→ Exercise directions:
Find every line in the records below that holds the word "Haskell", and copy it out.

(Records from a dataset)
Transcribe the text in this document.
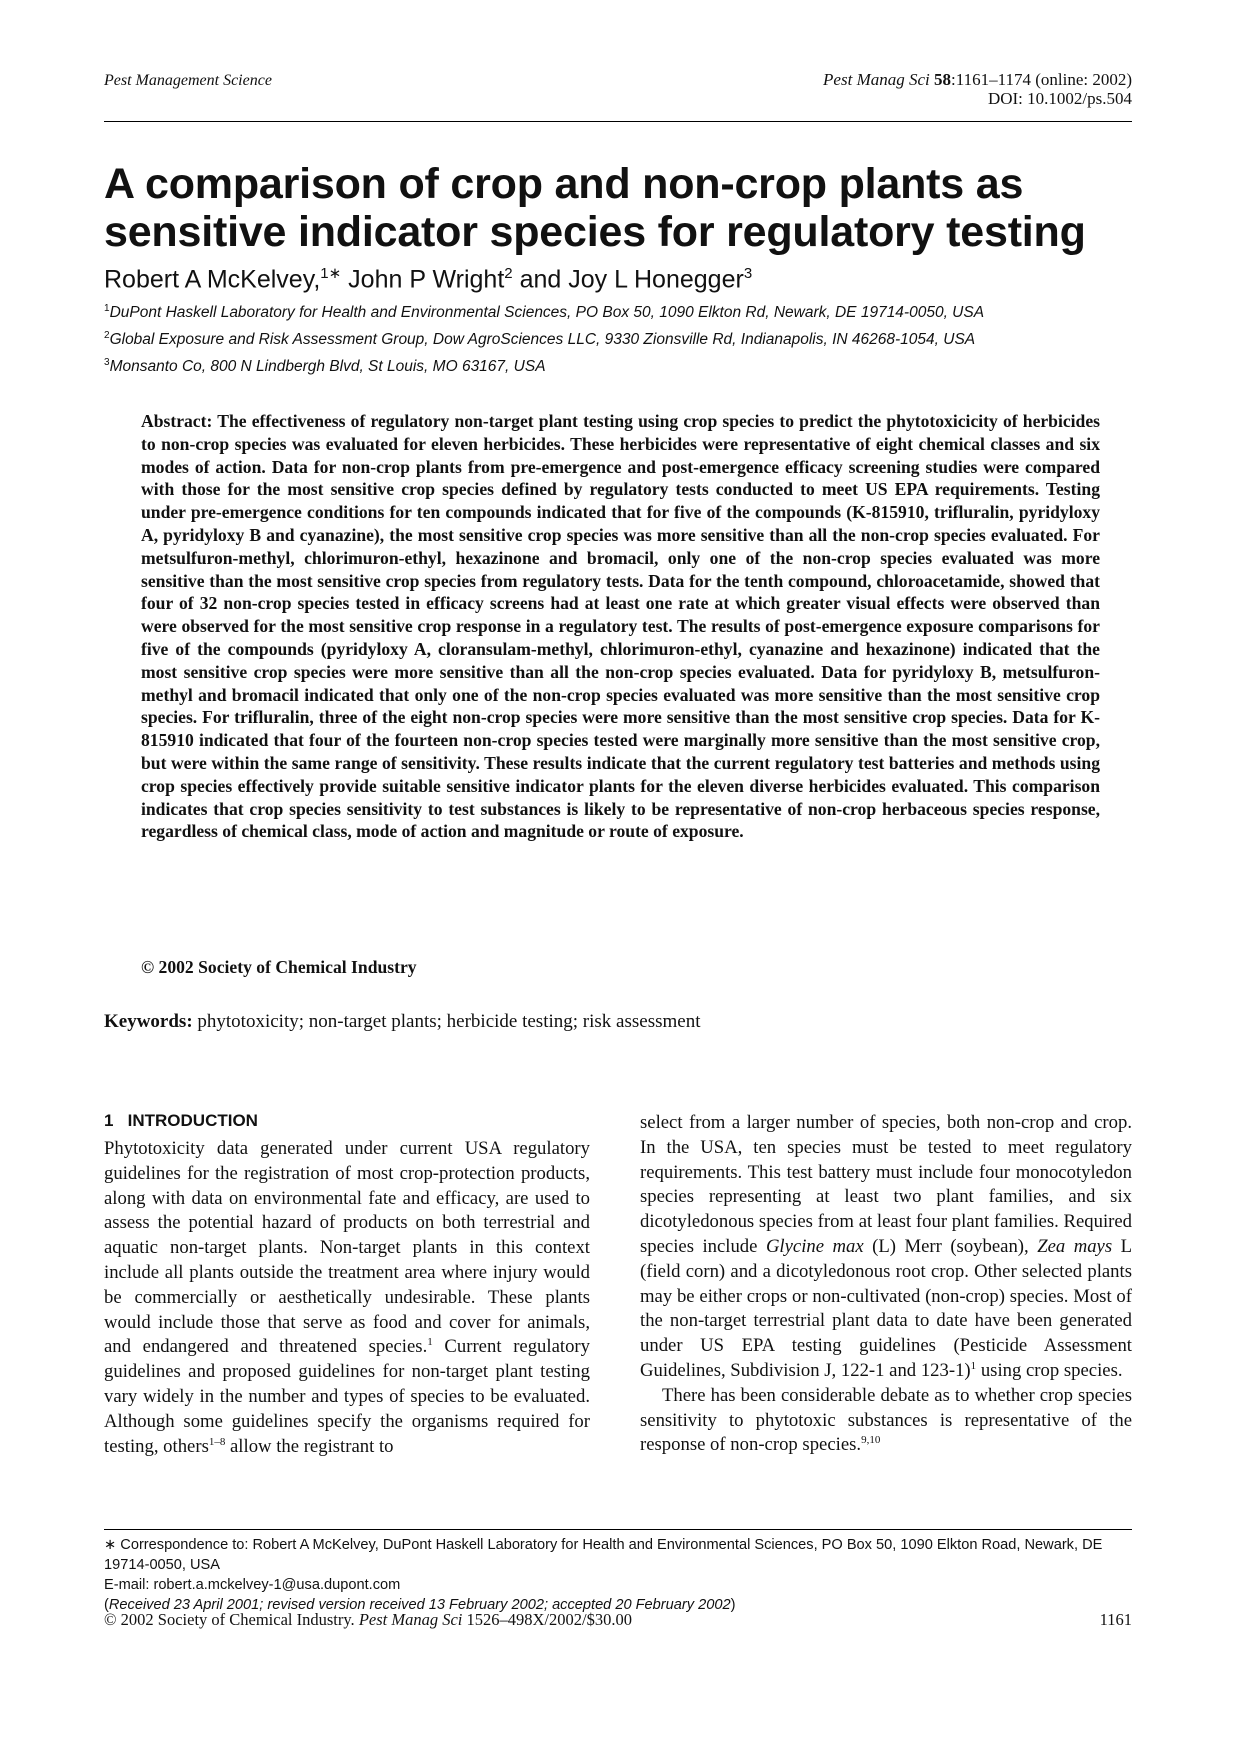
Pest Management Science	Pest Manag Sci 58:1161–1174 (online: 2002)
DOI: 10.1002/ps.504
A comparison of crop and non-crop plants as sensitive indicator species for regulatory testing
Robert A McKelvey,$^{1∗}$ John P Wright$^2$ and Joy L Honegger$^3$
$^1$DuPont Haskell Laboratory for Health and Environmental Sciences, PO Box 50, 1090 Elkton Rd, Newark, DE 19714-0050, USA
$^2$Global Exposure and Risk Assessment Group, Dow AgroSciences LLC, 9330 Zionsville Rd, Indianapolis, IN 46268-1054, USA
$^3$Monsanto Co, 800 N Lindbergh Blvd, St Louis, MO 63167, USA

Abstract: The effectiveness of regulatory non-target plant testing using crop species to predict the phytotoxicicity of herbicides to non-crop species was evaluated for eleven herbicides. These herbicides were representative of eight chemical classes and six modes of action. Data for non-crop plants from pre-emergence and post-emergence efficacy screening studies were compared with those for the most sensitive crop species defined by regulatory tests conducted to meet US EPA requirements. Testing under pre-emergence conditions for ten compounds indicated that for five of the compounds (K-815910, trifluralin, pyridyloxy A, pyridyloxy B and cyanazine), the most sensitive crop species was more sensitive than all the non-crop species evaluated. For metsulfuron-methyl, chlorimuron-ethyl, hexazinone and bromacil, only one of the non-crop species evaluated was more sensitive than the most sensitive crop species from regulatory tests. Data for the tenth compound, chloroacetamide, showed that four of 32 non-crop species tested in efficacy screens had at least one rate at which greater visual effects were observed than were observed for the most sensitive crop response in a regulatory test. The results of post-emergence exposure comparisons for five of the compounds (pyridyloxy A, cloransulam-methyl, chlorimuron-ethyl, cyanazine and hexazinone) indicated that the most sensitive crop species were more sensitive than all the non-crop species evaluated. Data for pyridyloxy B, metsulfuron-methyl and bromacil indicated that only one of the non-crop species evaluated was more sensitive than the most sensitive crop species. For trifluralin, three of the eight non-crop species were more sensitive than the most sensitive crop species. Data for K-815910 indicated that four of the fourteen non-crop species tested were marginally more sensitive than the most sensitive crop, but were within the same range of sensitivity. These results indicate that the current regulatory test batteries and methods using crop species effectively provide suitable sensitive indicator plants for the eleven diverse herbicides evaluated. This comparison indicates that crop species sensitivity to test substances is likely to be representative of non-crop herbaceous species response, regardless of chemical class, mode of action and magnitude or route of exposure.

© 2002 Society of Chemical Industry
Keywords: phytotoxicity; non-target plants; herbicide testing; risk assessment
1 INTRODUCTION

Phytotoxicity data generated under current USA regulatory guidelines for the registration of most crop-protection products, along with data on environmental fate and efficacy, are used to assess the potential hazard of products on both terrestrial and aquatic non-target plants. Non-target plants in this context include all plants outside the treatment area where injury would be commercially or aesthetically undesirable. These plants would include those that serve as food and cover for animals, and endangered and threatened species.$^1$ Current regulatory guidelines and proposed guidelines for non-target plant testing vary widely in the number and types of species to be evaluated. Although some guidelines specify the organisms required for testing, others$^{1-8}$ allow the registrant to

select from a larger number of species, both non-crop and crop. In the USA, ten species must be tested to meet regulatory requirements. This test battery must include four monocotyledon species representing at least two plant families, and six dicotyledonous species from at least four plant families. Required species include Glycine max (L) Merr (soybean), Zea mays L (field corn) and a dicotyledonous root crop. Other selected plants may be either crops or non-cultivated (non-crop) species. Most of the non-target terrestrial plant data to date have been generated under US EPA testing guidelines (Pesticide Assessment Guidelines, Subdivision J, 122-1 and 123-1)$^1$ using crop species.

There has been considerable debate as to whether crop species sensitivity to phytotoxic substances is representative of the response of non-crop species.$^{9,10}$

∗ Correspondence to: Robert A McKelvey, DuPont Haskell Laboratory for Health and Environmental Sciences, PO Box 50, 1090 Elkton Road, Newark, DE 19714-0050, USA
E-mail: robert.a.mckelvey-1@usa.dupont.com
(Received 23 April 2001; revised version received 13 February 2002; accepted 20 February 2002)
© 2002 Society of Chemical Industry. Pest Manag Sci 1526–498X/2002/$30.00	1161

→ Result below:
$^1$DuPont Haskell Laboratory for Health and Environmental Sciences, PO Box 50, 1090 Elkton Rd, Newark, DE 19714-0050, USA
∗ Correspondence to: Robert A McKelvey, DuPont Haskell Laboratory for Health and Environmental Sciences, PO Box 50, 1090 Elkton Road, Newark, DE 19714-0050, USA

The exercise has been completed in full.